>> Start

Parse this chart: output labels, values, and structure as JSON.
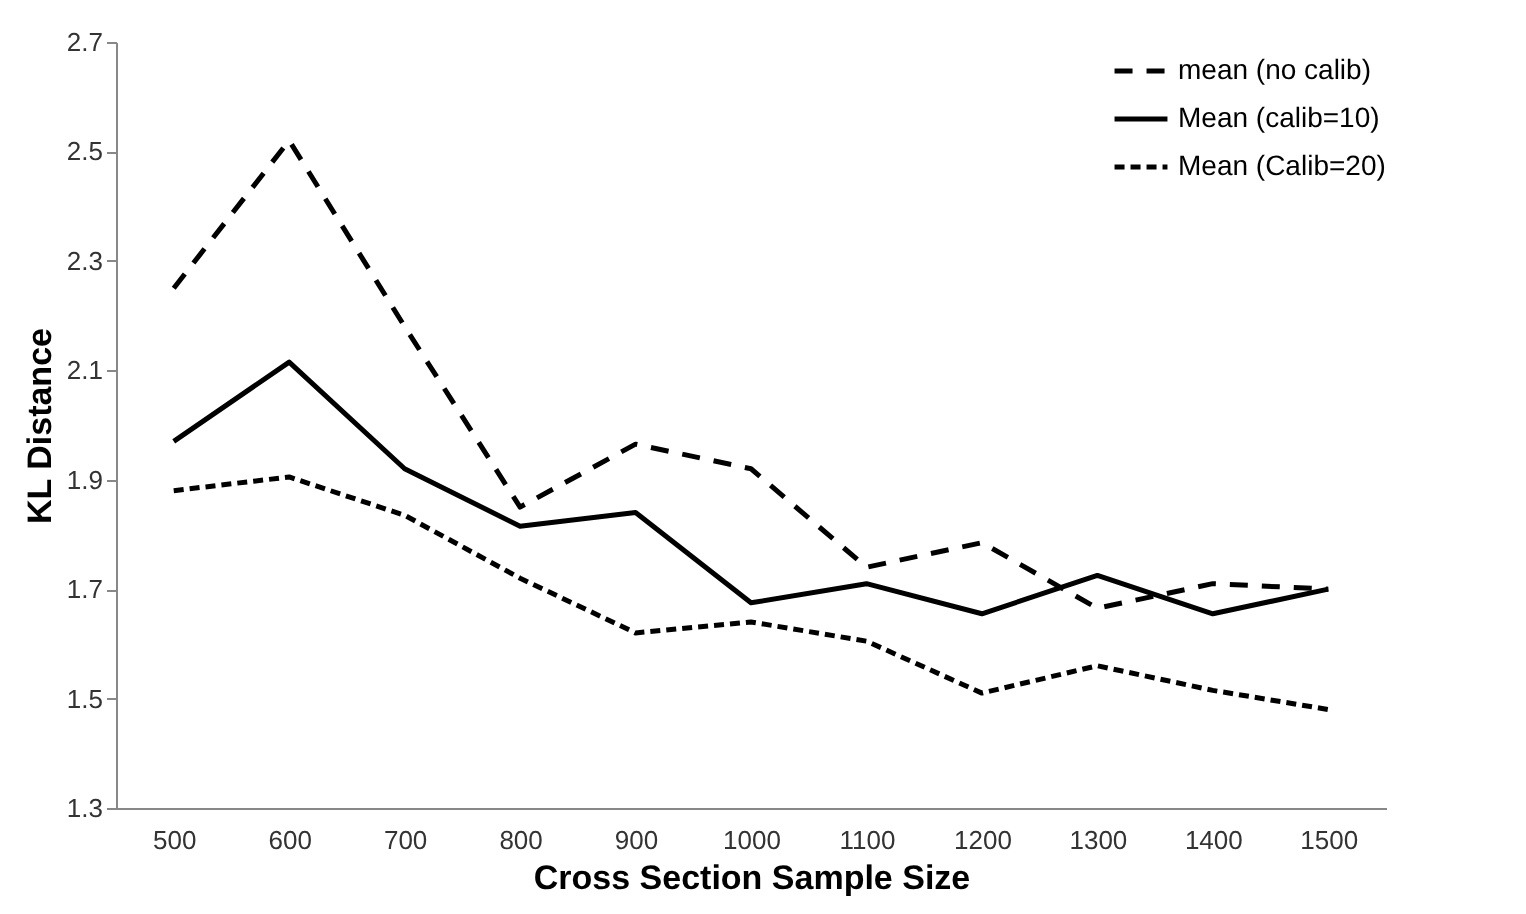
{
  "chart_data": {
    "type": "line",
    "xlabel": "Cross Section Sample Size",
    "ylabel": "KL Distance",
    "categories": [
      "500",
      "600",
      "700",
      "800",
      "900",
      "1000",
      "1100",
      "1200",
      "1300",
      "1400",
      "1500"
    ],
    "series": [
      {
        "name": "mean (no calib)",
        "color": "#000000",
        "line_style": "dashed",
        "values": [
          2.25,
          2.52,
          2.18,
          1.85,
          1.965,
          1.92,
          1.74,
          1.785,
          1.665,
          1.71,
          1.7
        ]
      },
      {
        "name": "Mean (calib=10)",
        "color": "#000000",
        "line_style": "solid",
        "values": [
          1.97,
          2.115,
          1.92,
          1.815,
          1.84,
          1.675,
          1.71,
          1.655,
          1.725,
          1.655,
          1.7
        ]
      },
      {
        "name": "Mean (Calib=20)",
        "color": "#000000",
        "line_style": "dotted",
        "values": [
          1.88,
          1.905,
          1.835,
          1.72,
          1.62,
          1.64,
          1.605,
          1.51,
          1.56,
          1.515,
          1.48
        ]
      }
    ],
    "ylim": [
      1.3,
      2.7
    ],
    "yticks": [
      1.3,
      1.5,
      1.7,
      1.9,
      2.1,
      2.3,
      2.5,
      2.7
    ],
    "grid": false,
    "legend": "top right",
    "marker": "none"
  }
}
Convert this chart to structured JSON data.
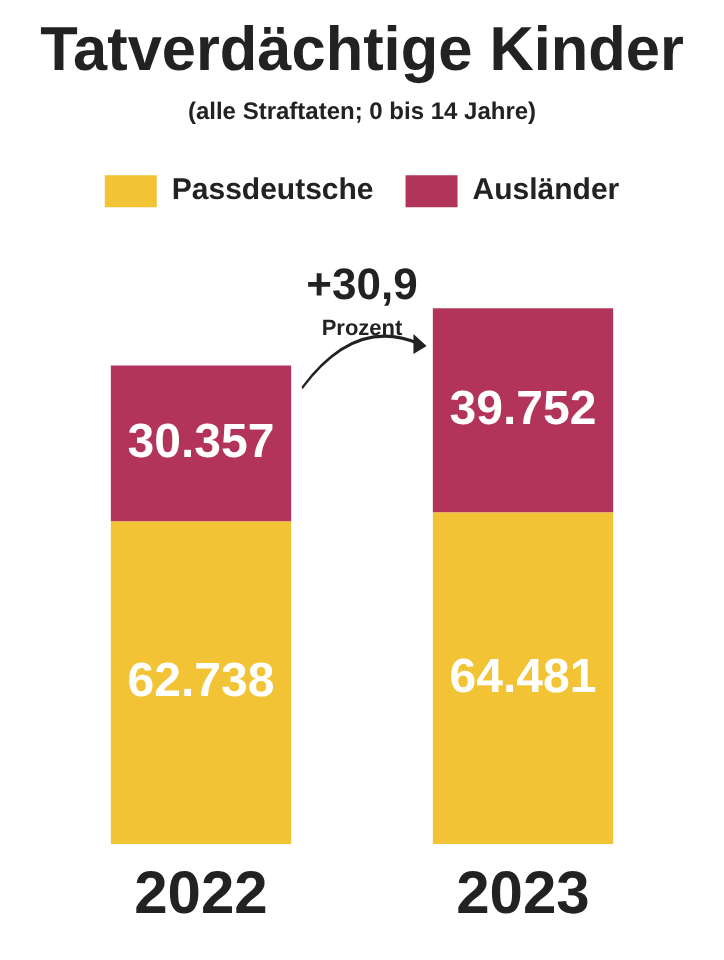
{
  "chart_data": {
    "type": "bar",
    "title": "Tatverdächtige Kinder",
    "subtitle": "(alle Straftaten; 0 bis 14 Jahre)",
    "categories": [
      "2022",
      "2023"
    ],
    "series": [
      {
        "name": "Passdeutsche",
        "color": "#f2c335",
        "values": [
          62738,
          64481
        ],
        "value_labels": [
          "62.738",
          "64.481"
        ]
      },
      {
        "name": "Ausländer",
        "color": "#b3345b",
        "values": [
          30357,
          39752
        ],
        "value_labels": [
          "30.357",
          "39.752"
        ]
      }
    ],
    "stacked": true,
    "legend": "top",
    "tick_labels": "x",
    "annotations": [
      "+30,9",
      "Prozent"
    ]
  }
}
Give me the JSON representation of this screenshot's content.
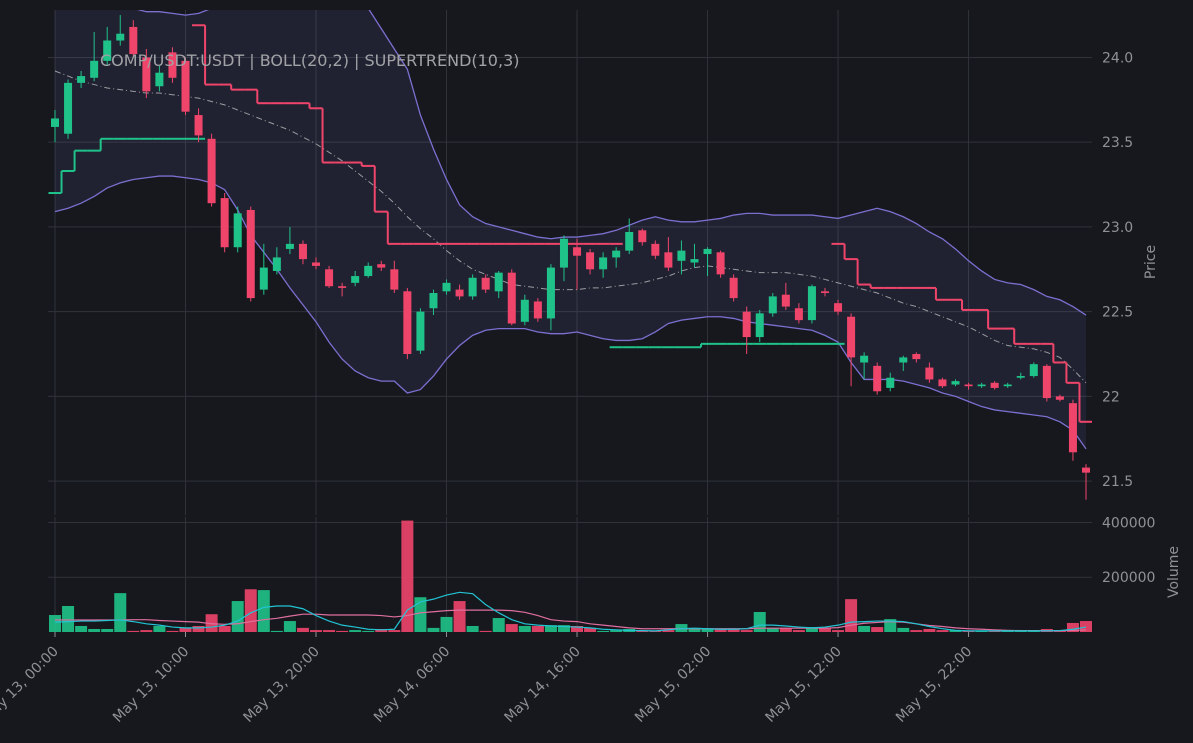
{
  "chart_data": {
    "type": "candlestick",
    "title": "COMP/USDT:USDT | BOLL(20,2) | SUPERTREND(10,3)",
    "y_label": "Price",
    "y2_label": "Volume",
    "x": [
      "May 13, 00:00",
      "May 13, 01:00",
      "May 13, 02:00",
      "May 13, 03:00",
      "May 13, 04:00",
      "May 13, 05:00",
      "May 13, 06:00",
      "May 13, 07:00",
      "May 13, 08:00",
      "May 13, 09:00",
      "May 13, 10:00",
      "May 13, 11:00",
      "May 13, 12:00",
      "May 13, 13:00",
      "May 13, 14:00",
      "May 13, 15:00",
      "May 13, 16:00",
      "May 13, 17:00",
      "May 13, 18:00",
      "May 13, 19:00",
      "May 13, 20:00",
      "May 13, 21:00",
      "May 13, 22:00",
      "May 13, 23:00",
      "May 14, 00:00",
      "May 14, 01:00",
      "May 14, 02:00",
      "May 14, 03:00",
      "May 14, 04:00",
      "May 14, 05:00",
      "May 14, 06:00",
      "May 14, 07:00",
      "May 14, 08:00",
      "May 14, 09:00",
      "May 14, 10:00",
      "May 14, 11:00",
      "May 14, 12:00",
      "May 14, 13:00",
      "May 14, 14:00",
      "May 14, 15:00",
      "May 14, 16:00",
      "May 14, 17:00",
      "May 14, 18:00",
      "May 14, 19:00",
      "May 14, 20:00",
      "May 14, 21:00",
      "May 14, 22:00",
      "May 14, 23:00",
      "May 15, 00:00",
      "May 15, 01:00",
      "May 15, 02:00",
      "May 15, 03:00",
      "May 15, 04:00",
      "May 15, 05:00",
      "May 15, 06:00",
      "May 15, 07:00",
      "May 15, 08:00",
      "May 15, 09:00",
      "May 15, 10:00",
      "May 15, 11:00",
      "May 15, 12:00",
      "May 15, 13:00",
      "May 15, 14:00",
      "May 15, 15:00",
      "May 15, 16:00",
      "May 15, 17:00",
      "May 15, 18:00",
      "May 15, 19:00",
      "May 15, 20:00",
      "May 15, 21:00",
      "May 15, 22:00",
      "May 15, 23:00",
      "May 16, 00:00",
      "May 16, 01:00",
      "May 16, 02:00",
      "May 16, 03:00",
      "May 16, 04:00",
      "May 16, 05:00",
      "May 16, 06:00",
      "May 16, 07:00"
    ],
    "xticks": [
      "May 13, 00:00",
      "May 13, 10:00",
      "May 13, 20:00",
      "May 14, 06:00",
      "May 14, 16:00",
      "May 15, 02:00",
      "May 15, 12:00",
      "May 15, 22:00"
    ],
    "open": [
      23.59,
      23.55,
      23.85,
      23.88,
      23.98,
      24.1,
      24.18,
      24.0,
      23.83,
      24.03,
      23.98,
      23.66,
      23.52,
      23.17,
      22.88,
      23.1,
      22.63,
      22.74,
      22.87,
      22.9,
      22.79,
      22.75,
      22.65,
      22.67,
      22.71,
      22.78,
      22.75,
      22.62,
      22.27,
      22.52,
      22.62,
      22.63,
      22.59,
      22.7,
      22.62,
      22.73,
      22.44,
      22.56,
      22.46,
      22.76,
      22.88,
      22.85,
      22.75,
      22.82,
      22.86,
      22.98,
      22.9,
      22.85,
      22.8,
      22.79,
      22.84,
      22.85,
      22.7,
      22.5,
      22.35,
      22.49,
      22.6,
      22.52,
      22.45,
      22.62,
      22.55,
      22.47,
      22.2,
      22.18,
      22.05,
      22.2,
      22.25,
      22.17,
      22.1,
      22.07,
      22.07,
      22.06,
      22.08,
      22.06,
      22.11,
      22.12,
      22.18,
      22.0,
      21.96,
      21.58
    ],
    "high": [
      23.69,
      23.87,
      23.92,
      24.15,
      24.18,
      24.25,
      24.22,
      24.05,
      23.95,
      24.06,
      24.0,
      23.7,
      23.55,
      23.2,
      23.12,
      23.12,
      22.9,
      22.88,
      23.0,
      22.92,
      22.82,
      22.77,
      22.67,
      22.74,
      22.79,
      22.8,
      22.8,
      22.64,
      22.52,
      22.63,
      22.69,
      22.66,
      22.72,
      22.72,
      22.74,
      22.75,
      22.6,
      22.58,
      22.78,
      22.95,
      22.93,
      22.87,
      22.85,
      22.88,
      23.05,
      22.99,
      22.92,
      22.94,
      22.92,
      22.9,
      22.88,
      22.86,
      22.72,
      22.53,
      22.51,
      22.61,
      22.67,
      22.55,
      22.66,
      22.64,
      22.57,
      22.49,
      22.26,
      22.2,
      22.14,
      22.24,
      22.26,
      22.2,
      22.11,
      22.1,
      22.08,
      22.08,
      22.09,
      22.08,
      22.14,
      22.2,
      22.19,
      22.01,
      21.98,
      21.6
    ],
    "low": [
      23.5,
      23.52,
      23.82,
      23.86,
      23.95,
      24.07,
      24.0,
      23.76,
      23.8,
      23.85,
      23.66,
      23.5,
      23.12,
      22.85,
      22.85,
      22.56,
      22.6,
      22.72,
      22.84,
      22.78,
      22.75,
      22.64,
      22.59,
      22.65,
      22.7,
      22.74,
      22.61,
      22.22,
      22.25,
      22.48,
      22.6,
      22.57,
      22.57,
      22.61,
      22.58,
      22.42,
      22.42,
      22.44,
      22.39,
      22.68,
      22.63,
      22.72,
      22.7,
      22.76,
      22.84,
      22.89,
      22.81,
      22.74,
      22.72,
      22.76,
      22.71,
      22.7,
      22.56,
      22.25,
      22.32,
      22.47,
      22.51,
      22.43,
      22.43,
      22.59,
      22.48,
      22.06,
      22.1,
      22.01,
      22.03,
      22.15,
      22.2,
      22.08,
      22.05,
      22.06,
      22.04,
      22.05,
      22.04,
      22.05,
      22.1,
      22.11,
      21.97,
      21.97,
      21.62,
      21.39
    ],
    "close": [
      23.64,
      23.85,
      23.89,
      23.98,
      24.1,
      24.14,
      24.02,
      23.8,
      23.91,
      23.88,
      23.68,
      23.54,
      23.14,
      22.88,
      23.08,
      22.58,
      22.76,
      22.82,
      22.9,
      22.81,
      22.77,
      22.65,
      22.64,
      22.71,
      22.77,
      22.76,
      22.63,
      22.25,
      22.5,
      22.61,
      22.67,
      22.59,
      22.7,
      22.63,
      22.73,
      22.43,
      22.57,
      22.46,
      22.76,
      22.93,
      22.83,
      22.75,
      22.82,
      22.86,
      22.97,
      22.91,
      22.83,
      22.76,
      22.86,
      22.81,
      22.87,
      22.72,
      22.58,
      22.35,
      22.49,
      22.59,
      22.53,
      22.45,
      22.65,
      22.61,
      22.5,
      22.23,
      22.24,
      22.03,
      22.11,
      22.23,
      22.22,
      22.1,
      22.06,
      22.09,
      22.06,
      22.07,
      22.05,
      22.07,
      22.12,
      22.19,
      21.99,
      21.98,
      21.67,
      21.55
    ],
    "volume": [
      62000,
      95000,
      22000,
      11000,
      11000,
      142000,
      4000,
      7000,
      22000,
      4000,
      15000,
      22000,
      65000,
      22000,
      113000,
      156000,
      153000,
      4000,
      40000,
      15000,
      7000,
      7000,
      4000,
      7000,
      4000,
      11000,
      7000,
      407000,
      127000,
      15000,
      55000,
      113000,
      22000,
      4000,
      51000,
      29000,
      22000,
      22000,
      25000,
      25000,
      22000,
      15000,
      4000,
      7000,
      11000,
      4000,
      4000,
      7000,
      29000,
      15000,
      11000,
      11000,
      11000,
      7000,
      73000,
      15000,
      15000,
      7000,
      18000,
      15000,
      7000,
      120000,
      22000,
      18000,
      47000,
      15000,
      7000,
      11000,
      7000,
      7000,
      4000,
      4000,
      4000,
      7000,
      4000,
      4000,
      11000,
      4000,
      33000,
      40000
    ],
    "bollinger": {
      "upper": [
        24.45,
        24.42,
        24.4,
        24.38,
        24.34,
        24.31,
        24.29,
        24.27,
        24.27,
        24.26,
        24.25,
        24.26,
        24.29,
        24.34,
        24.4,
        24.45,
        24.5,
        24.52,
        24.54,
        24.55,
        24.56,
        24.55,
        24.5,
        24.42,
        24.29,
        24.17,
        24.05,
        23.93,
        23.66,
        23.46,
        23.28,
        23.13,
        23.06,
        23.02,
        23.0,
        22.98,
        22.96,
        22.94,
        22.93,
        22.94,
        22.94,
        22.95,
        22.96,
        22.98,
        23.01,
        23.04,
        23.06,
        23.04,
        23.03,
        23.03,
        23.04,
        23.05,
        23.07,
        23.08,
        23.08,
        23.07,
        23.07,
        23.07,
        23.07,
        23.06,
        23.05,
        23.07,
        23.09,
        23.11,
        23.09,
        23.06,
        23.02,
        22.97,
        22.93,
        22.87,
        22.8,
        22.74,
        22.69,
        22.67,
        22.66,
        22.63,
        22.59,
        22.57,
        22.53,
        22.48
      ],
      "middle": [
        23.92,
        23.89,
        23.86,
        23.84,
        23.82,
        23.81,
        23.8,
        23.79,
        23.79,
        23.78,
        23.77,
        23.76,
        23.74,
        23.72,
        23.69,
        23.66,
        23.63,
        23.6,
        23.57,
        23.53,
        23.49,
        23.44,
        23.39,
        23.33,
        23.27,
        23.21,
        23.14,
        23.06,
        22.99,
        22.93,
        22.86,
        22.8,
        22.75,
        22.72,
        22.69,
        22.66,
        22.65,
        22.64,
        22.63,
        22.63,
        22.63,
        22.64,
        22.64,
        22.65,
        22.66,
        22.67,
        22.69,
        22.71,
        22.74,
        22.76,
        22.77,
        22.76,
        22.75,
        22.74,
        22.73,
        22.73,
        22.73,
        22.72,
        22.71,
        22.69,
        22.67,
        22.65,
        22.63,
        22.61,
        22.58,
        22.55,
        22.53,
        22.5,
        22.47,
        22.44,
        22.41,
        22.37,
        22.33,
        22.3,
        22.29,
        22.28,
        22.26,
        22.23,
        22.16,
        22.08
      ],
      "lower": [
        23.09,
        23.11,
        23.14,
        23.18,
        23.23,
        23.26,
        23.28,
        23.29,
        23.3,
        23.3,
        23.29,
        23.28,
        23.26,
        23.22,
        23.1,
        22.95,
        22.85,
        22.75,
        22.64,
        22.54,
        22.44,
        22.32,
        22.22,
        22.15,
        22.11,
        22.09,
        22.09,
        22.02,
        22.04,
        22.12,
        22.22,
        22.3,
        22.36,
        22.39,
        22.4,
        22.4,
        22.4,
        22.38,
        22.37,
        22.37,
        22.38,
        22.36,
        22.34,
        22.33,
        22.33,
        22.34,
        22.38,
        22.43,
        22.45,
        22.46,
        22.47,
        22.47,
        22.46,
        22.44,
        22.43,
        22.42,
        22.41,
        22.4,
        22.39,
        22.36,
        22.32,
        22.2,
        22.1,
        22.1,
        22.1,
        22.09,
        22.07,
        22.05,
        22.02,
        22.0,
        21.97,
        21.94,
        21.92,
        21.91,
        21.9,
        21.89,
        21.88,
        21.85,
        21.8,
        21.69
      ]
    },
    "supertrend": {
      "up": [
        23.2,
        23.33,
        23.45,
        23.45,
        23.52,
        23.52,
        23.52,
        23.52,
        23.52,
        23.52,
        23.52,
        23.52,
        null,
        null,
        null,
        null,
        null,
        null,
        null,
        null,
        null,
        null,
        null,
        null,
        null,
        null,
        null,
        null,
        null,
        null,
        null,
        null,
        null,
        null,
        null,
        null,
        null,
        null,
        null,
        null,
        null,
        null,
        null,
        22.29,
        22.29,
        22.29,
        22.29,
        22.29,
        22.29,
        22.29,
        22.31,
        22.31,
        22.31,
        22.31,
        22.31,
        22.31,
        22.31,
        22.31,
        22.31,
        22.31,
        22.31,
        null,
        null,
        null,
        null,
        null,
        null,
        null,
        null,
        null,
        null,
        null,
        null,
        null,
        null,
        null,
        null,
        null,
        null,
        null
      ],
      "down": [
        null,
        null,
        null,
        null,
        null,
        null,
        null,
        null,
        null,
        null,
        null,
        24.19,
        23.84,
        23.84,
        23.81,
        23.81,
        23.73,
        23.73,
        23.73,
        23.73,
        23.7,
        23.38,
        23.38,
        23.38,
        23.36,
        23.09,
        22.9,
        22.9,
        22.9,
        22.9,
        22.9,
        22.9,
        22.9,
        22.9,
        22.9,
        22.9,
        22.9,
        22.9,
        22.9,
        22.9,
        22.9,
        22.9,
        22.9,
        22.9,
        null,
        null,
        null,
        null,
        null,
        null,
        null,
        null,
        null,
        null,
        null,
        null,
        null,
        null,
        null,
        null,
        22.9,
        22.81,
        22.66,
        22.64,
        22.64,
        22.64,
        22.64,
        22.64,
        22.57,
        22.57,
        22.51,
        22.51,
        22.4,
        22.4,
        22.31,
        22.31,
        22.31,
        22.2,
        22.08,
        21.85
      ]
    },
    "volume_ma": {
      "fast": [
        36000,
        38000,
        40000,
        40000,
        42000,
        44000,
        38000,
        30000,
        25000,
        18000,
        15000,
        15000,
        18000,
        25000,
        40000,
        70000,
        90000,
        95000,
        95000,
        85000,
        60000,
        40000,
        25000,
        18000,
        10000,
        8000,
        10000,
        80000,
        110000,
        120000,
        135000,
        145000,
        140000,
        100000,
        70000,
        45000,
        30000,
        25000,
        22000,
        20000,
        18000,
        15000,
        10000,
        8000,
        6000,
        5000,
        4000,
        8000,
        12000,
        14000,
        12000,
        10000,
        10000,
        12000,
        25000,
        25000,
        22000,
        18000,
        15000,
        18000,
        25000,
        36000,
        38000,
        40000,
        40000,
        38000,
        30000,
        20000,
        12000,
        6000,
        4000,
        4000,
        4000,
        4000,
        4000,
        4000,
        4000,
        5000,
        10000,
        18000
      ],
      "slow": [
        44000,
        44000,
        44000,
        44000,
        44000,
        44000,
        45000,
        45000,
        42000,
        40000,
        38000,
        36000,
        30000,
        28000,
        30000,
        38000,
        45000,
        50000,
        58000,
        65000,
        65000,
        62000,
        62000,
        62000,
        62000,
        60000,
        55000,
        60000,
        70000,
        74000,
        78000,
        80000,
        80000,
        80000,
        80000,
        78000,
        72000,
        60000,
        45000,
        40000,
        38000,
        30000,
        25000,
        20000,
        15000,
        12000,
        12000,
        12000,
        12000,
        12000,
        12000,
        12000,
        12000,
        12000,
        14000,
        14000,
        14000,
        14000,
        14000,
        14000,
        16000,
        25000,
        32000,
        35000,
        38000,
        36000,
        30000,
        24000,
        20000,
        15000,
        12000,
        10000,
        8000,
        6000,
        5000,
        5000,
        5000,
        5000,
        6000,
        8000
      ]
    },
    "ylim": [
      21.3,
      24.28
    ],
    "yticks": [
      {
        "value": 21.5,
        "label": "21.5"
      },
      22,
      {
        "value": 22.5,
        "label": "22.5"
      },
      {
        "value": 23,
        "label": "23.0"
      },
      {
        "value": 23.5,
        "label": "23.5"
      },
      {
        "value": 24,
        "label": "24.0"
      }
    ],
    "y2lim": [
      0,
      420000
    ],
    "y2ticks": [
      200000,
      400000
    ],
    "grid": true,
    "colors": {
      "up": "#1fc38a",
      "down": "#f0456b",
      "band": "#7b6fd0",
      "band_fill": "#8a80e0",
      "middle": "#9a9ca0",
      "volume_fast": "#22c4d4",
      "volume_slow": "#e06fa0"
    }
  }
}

>> End

Collect the complete line wherever the string "type" appears in the records.

    "type": "line",
    "type": "bar",
    "type": "candlestick",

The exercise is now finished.